* WORK TO BE COMPLETED
Print all of the data exactly.
______
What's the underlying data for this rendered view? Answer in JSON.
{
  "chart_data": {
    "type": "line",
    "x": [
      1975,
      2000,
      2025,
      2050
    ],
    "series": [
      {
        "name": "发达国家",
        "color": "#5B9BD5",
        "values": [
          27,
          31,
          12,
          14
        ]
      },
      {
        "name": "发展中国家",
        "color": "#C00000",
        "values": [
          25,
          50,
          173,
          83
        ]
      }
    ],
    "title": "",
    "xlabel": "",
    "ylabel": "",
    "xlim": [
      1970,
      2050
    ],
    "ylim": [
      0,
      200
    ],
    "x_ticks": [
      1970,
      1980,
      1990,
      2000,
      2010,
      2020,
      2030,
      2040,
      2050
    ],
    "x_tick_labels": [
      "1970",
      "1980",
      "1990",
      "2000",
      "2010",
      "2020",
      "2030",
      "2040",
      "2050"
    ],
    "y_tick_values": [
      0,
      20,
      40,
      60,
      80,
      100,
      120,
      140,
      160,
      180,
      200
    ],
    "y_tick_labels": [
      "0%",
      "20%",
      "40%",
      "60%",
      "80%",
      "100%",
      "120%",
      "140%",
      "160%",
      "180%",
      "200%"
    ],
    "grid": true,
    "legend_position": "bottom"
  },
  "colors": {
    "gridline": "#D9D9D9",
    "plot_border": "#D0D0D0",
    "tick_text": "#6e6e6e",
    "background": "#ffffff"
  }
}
______
* CORRECT OUTPUT
What's the underlying data for this rendered view? Answer in JSON.
{
  "chart_data": {
    "type": "line",
    "x": [
      1975,
      2000,
      2025,
      2050
    ],
    "series": [
      {
        "name": "发达国家",
        "color": "#5B9BD5",
        "values": [
          27,
          31,
          12,
          14
        ]
      },
      {
        "name": "发展中国家",
        "color": "#C00000",
        "values": [
          25,
          50,
          173,
          83
        ]
      }
    ],
    "title": "",
    "xlabel": "",
    "ylabel": "",
    "xlim": [
      1970,
      2050
    ],
    "ylim": [
      0,
      200
    ],
    "x_ticks": [
      1970,
      1980,
      1990,
      2000,
      2010,
      2020,
      2030,
      2040,
      2050
    ],
    "x_tick_labels": [
      "1970",
      "1980",
      "1990",
      "2000",
      "2010",
      "2020",
      "2030",
      "2040",
      "2050"
    ],
    "y_tick_values": [
      0,
      20,
      40,
      60,
      80,
      100,
      120,
      140,
      160,
      180,
      200
    ],
    "y_tick_labels": [
      "0%",
      "20%",
      "40%",
      "60%",
      "80%",
      "100%",
      "120%",
      "140%",
      "160%",
      "180%",
      "200%"
    ],
    "grid": true,
    "legend_position": "bottom"
  },
  "colors": {
    "gridline": "#D9D9D9",
    "plot_border": "#D0D0D0",
    "tick_text": "#6e6e6e",
    "background": "#ffffff"
  }
}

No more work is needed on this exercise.